**Record excerpts:**

§

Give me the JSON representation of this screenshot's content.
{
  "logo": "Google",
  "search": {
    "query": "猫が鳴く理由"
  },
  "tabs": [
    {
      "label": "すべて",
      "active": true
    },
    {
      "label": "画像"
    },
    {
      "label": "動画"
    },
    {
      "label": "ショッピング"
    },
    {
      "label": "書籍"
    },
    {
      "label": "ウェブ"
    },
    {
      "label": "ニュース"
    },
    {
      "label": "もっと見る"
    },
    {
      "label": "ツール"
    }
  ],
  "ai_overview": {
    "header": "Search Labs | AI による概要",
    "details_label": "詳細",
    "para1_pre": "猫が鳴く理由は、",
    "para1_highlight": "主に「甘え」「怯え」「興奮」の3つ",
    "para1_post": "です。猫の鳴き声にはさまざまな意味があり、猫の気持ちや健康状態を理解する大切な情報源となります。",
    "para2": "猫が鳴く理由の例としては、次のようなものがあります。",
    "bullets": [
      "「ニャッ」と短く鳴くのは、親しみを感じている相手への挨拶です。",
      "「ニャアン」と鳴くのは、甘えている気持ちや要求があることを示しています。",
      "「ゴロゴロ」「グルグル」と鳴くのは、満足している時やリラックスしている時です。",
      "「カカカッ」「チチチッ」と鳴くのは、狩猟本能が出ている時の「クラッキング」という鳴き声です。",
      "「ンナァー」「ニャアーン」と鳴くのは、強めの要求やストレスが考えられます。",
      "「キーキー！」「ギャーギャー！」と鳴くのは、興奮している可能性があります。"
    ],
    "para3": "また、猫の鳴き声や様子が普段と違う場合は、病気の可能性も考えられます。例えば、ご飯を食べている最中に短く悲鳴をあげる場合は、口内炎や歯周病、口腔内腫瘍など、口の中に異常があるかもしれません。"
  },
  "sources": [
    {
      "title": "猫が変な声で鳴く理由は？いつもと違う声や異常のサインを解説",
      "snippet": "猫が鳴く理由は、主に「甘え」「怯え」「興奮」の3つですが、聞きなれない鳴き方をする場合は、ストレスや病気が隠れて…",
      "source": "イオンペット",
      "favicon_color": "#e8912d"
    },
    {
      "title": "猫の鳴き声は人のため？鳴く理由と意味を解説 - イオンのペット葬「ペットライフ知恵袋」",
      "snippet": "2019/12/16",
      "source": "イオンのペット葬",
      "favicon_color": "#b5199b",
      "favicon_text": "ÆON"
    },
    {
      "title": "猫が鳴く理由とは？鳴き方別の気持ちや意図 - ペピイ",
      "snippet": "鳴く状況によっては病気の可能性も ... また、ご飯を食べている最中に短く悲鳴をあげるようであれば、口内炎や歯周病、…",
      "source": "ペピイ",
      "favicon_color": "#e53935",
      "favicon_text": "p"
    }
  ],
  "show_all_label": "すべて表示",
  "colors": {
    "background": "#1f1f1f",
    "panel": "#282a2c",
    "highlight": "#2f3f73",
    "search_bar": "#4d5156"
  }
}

§

**Exercise directions:**
Transcribe all of the material exactly. Omit nothing.

**Final answer:**
Give me the JSON representation of this screenshot's content.
{
  "logo": "Google",
  "search": {
    "query": "猫が鳴く理由"
  },
  "tabs": [
    {
      "label": "すべて",
      "active": true
    },
    {
      "label": "画像"
    },
    {
      "label": "動画"
    },
    {
      "label": "ショッピング"
    },
    {
      "label": "書籍"
    },
    {
      "label": "ウェブ"
    },
    {
      "label": "ニュース"
    },
    {
      "label": "もっと見る"
    },
    {
      "label": "ツール"
    }
  ],
  "ai_overview": {
    "header": "Search Labs | AI による概要",
    "details_label": "詳細",
    "para1_pre": "猫が鳴く理由は、",
    "para1_highlight": "主に「甘え」「怯え」「興奮」の3つ",
    "para1_post": "です。猫の鳴き声にはさまざまな意味があり、猫の気持ちや健康状態を理解する大切な情報源となります。",
    "para2": "猫が鳴く理由の例としては、次のようなものがあります。",
    "bullets": [
      "「ニャッ」と短く鳴くのは、親しみを感じている相手への挨拶です。",
      "「ニャアン」と鳴くのは、甘えている気持ちや要求があることを示しています。",
      "「ゴロゴロ」「グルグル」と鳴くのは、満足している時やリラックスしている時です。",
      "「カカカッ」「チチチッ」と鳴くのは、狩猟本能が出ている時の「クラッキング」という鳴き声です。",
      "「ンナァー」「ニャアーン」と鳴くのは、強めの要求やストレスが考えられます。",
      "「キーキー！」「ギャーギャー！」と鳴くのは、興奮している可能性があります。"
    ],
    "para3": "また、猫の鳴き声や様子が普段と違う場合は、病気の可能性も考えられます。例えば、ご飯を食べている最中に短く悲鳴をあげる場合は、口内炎や歯周病、口腔内腫瘍など、口の中に異常があるかもしれません。"
  },
  "sources": [
    {
      "title": "猫が変な声で鳴く理由は？いつもと違う声や異常のサインを解説",
      "snippet": "猫が鳴く理由は、主に「甘え」「怯え」「興奮」の3つですが、聞きなれない鳴き方をする場合は、ストレスや病気が隠れて…",
      "source": "イオンペット",
      "favicon_color": "#e8912d"
    },
    {
      "title": "猫の鳴き声は人のため？鳴く理由と意味を解説 - イオンのペット葬「ペットライフ知恵袋」",
      "snippet": "2019/12/16",
      "source": "イオンのペット葬",
      "favicon_color": "#b5199b",
      "favicon_text": "ÆON"
    },
    {
      "title": "猫が鳴く理由とは？鳴き方別の気持ちや意図 - ペピイ",
      "snippet": "鳴く状況によっては病気の可能性も ... また、ご飯を食べている最中に短く悲鳴をあげるようであれば、口内炎や歯周病、…",
      "source": "ペピイ",
      "favicon_color": "#e53935",
      "favicon_text": "p"
    }
  ],
  "show_all_label": "すべて表示",
  "colors": {
    "background": "#1f1f1f",
    "panel": "#282a2c",
    "highlight": "#2f3f73",
    "search_bar": "#4d5156"
  }
}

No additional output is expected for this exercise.